▸ EXERCISES TO COMPLETE:
A. Answer these questions from the judgment excerpt on evidence under Section 163:
(i) According to the excerpt, proof is the effect of what?
(ii) Which court's Division Bench made the observation in Rajagopala Ayyangar v. Ramanuja Ayyangar?
(iii) For what consideration was the suit house allegedly to be sold to the plaintiff?
B. Please quote the stretch of the judgment excerpt on evidence under Section 163 from "A few decided" through "PRADESH (GWALIOR BENCH)".
C. Write what comes next in the judgment excerpt on evidence under Section 163, starting after its final sentence.

▸ TEXT SEGMENT:
Evidence in relation to law includes all the legal means exclusive of mere argument which tend to prove or disprove any fact the truth of which is submitted to judicial investigation. This term and the word proof are often used as synonyms, but the latter is applied by accurate logicians, rather to the effect of evidence, than to evidence itself (Taylor 11th Ed., p. 1). The definitions of the words 'proved' 'disproved' and 'not proved', embodiment of sound rule of common sense, would be described the degree of certainty to be arrived at before the fact can be said to be proved, disproved and not proved by evidence. In short, proof is the effect of evidence. It is this background which assumes significance as to why the draftsman of the Evidence Act deliberately abstained from using the term 'proof' in any of its variations in the language of Section 163 of the Evidence Act.
A few decided cases may now be noticed.
In Rajagopala Ayyangar v. Ramanuja Ayyangar 72 Ind Cas 459 : (AIR 1923 Mad 607), a Division Bench of Madras High Court observed :
"Section 163 of the Evidence Act does hot render proof of the documents to be exhibited unnecessary or alter the normal incidents of that burden.....it includes nothing relating to the burden of proof or the necessity for the proof prescribed in the other Sections of the Act."
In Ramadhin v. Ram Dayal 57 Ind Cas 973 : (AIR 1919 Oudh 8), it was held :--
"Where documentary evidence is admitted under the special provisions of Section 163 of the Evidence Act, such evidence is merely evidence in the case for what it may be worth, and is not conclusive against the party who has inspected the documents."
IN THE HIGH COURT OF MADHYA PRADESH (GWALIOR BENCH)
C.R. No. 86 of 1989
Decided On: 26.09.1989
Phoolchand Garg Vs. Gopaldas Agarwal and Ors.
Hon'ble Judges/Coram:
R.C. Lahoti, J.
Citations: AIR 1990 MP 135
The defendants are legal heirs of late Brijbhushandas Agrawal, who expired on 26-4-73. On 18-1-82, the plaintiff filed the suit for specific performance of a contract of sale alleging that late Brijbhushandas Agrawal entered into contract for selling the suit house for a consideration of Rs. 30,000/-in favour of the plaintiff and having secured an amount of Rs. 5,000/- by way of advance, executed an entry to that effect in the account hooks to the plaintiff and signed the same on affixing a revenue stamp on 11-11-72. Admittedly, plaintiff has been holding a shop (part of the suit house) on tenancy from late Brijbhushandas. In the written statements, filed separately by different sets of defendants, the plaint allegations have been denied and the entry dated 11-11-72 in the account books has been alleged to be false and fabricated one.

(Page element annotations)

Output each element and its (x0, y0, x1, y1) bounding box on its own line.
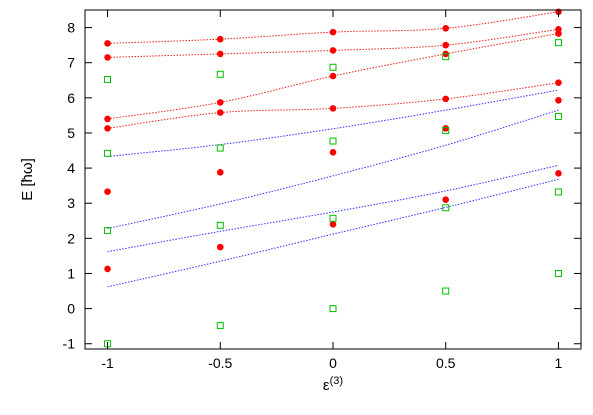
y-tick-label: 2 (67, 230, 75, 246)
circle-point (442, 125, 450, 132)
square-point (554, 112, 562, 120)
square-point (554, 188, 562, 196)
y-tick-label: 8 (67, 20, 75, 36)
square-point (442, 126, 450, 134)
circle-point (442, 41, 450, 49)
circle-point (329, 72, 337, 80)
x-tick-label: -0.5 (208, 355, 232, 371)
x-axis-ticks: -1 -0.5 0 0.5 1 (101, 10, 563, 371)
fit-curve (107, 89, 559, 157)
square-point (104, 227, 112, 235)
circle-point (104, 115, 111, 123)
points-layer (104, 8, 562, 348)
circle-point (555, 96, 562, 104)
circle-point (216, 99, 224, 106)
circle-point (555, 30, 562, 37)
y-tick-label: 0 (67, 301, 75, 317)
circle-point (216, 243, 224, 251)
circle-point (442, 196, 450, 203)
fit-curve (107, 82, 559, 129)
x-axis-label-base: ε (323, 377, 330, 394)
square-point (554, 269, 562, 277)
square-point (216, 221, 224, 229)
square-point (216, 321, 224, 329)
square-point (442, 53, 450, 61)
y-tick-label: -1 (63, 336, 76, 352)
y-tick-label: 4 (67, 160, 75, 176)
circle-point (104, 54, 111, 61)
circle-point (329, 148, 337, 156)
circle-point (442, 24, 450, 32)
x-tick-label: 0 (329, 355, 337, 371)
circle-point (104, 125, 111, 132)
fit-curve (107, 178, 559, 288)
circle-point (216, 35, 224, 43)
circle-point (555, 170, 562, 177)
square-point (216, 144, 224, 152)
circle-point (104, 265, 111, 273)
square-point (329, 305, 337, 313)
circle-point (329, 28, 337, 36)
circle-point (104, 40, 111, 47)
square-point (216, 70, 224, 78)
y-tick-label: 3 (67, 195, 75, 211)
x-tick-label: 1 (555, 355, 563, 371)
square-point (329, 214, 337, 222)
fit-curve (107, 33, 559, 120)
circle-point (329, 105, 337, 112)
square-point (442, 287, 450, 295)
square-point (554, 39, 562, 47)
x-tick-label: -1 (101, 355, 114, 371)
square-point (104, 149, 112, 157)
circle-point (329, 47, 337, 54)
circle-point (442, 95, 450, 103)
x-axis-label: ε(3) (323, 375, 343, 394)
square-point (104, 76, 112, 84)
x-tick-label: 0.5 (436, 355, 456, 371)
y-tick-label: 1 (67, 265, 75, 281)
circle-point (216, 168, 224, 176)
square-point (442, 204, 450, 212)
y-tick-label: 6 (67, 90, 75, 106)
y-axis-ticks: -1 0 1 2 3 4 5 6 7 8 (63, 20, 581, 352)
y-axis-label: E [ħω] (19, 158, 36, 201)
square-point (329, 137, 337, 145)
circle-point (104, 188, 111, 195)
x-axis-label-superscript: (3) (330, 375, 343, 387)
plot-frame (84, 9, 582, 350)
square-point (329, 63, 337, 71)
fit-curve (107, 164, 559, 253)
fit-curve (107, 109, 559, 229)
y-tick-label: 7 (67, 55, 75, 71)
circle-point (216, 109, 224, 116)
circle-point (216, 50, 224, 58)
y-tick-label: 5 (67, 125, 75, 141)
circle-point (329, 220, 337, 228)
circle-point (555, 79, 562, 87)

▸ RESPONSES FOR EACH TASK:
A.
(i) Evidence.
(ii) The Madras High Court.
(iii) Rs. 30,000/-.

B.
A few decided cases may now be noticed.
In Rajagopala Ayyangar v. Ramanuja Ayyangar 72 Ind Cas 459 : (AIR 1923 Mad 607), a Division Bench of Madras High Court observed :
"Section 163 of the Evidence Act does hot render proof of the documents to be exhibited unnecessary or alter the normal incidents of that burden.....it includes nothing relating to the burden of proof or the necessity for the proof prescribed in the other Sections of the Act."
In Ramadhin v. Ram Dayal 57 Ind Cas 973 : (AIR 1919 Oudh 8), it was held :--
"Where documentary evidence is admitted under the special provisions of Section 163 of the Evidence Act, such evidence is merely evidence in the case for what it may be worth, and is not conclusive against the party who has inspected the documents."
IN THE HIGH COURT OF MADHYA PRADESH (GWALIOR BENCH)

C.
During the course of the trial some of the defendants served a notice under Order 11, Rule 15/16 of the C.P.C. for inspection of the account-books containing the disputed entry. The account book was produced by the plaintiff and inspected by the defendants desirous of inspection. During the statement of the plaintiff, the entry in the account books was exhibited. When the defendants wanted to cross-examine the plaintiff on the entry in the account books, the cross-examination was objected to by the plaintiff by placing reliance on Section 163 of the Evidence Act. It was argued that the defendant having given the plaintiff a notice to produce documents and the plaintiff having produced them, the defendant having inspected the same, the document ought to be treated as evidence of the defendant taking away his right of cross-examination. In fact, during the course of hearing, it was submitted on behalf of the petitioner placing implicit reliance on Kisan Ghule v. Puransa, MANU/NA/0072/1927 : AIR 1928 Nag 119, that the entry in the account book needed no further proof and it becomes evidence in toto.
The contention of the plaintiff was rejected by the trial Court. The plaintiff has come up in revision.
The question arising for determination is the nature, extent and scope of the provision contained in Section 163, Evidence Act.
Section 163, Evidence Act reads as under : --
"163. When a party calls for a document which he has given the other party notice to produce, and such document is produced and inspected by the party calling for its production, he is bound to give it as evidence if the party producing it requires him to do so."
The ingredients of the provision are :
(i) One party having given the other a notice to produce must call for that document;
(ii) Such document should be produced by such other party;
(iii) the party calling for the document must have inspected it.
When the abovesaid three steps have been followed the party calling for the document would be bound to give it a evidence on the party producing the document insisting on doing so.
Section 163 of the Evidence Act has to be read along with Section 164. The two read together project the object underlying. If a party called upon to produce a document in his custody fails to produce the same, he would be debarred from producing that document as evidence unless the other party waives the right accrued to him or the Court still permits the production. On the contrary, if the party in possession of the document yields to the call of his opponent not only by producing the document but also by offering its inspection, the party calling for the document, cannot be permitted to turn around object to the production of that document in evidence. This appears to be a simple rule of fair trial between the two adversaries before a Court and nothing more. Be it noted that the two provisions enact a rule of evidence and not a principle of proof.
Distinction between evidence and proof is well defined and perceptible. It will be useful to read the definition of the term 'evidence' with reference to documents and the definitions of the terms 'proved', 'disproved' and 'not proved' in Section 3 of the Evidence Act.
'Evidence' means and includes
xxx xx
(2) all documents produced for the inspection of the Court;
Such documents are called documentary evidence.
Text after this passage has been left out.